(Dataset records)

## Begin

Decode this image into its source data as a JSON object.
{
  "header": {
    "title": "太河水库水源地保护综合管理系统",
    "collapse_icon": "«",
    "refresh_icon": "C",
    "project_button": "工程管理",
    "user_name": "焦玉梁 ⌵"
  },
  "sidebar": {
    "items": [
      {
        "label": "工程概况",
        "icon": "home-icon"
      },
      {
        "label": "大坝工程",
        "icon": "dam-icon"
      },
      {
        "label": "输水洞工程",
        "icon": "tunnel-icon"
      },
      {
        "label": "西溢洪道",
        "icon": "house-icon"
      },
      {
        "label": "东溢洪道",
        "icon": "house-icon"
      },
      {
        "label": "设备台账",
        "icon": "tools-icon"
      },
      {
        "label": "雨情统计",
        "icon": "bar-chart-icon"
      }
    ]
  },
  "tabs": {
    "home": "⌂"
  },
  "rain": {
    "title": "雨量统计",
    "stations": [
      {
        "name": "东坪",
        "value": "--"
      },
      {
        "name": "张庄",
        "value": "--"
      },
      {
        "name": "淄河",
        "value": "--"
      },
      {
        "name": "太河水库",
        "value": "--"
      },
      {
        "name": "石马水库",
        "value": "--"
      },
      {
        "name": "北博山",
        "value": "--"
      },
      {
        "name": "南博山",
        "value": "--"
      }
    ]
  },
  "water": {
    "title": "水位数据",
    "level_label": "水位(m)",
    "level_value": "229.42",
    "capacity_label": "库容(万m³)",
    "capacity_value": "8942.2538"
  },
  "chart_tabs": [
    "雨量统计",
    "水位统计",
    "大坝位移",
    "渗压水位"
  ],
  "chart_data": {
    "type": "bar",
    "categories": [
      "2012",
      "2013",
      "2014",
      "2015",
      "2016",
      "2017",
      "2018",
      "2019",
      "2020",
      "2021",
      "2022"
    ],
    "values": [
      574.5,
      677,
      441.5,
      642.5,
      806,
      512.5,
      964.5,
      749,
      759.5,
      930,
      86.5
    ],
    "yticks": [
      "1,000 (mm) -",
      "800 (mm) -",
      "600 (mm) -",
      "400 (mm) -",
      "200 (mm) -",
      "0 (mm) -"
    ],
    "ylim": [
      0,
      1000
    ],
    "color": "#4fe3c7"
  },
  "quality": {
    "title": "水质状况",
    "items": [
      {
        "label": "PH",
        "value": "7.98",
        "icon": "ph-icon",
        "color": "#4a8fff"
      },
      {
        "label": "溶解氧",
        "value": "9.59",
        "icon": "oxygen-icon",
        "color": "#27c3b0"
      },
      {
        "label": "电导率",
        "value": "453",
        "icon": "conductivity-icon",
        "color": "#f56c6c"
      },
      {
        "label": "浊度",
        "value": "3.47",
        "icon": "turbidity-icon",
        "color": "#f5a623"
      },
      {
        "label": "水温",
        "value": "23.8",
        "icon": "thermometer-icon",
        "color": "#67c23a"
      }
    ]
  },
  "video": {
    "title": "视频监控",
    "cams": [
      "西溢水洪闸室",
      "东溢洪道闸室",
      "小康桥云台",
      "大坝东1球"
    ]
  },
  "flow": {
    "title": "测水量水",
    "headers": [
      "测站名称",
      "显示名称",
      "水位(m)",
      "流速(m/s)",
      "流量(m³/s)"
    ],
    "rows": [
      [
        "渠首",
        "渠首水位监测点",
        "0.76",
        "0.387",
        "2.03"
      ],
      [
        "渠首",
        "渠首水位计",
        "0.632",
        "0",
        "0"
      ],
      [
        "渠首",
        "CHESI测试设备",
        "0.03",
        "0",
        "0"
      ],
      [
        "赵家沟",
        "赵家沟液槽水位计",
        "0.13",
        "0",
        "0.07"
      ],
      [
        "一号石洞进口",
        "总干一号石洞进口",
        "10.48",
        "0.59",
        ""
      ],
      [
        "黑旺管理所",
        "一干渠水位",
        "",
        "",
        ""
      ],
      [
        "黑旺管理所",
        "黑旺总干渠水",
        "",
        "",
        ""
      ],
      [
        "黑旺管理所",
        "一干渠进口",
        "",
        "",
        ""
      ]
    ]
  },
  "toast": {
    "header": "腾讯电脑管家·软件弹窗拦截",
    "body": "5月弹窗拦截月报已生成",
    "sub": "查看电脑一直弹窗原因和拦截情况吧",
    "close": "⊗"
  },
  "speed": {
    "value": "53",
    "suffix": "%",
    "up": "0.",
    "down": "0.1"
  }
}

## End

### WRITTEN PROBLEM
Indicate how many lines of the material contain the string "title", giving the number and nothing more.

### RESPONSE TO THE EXERCISE
6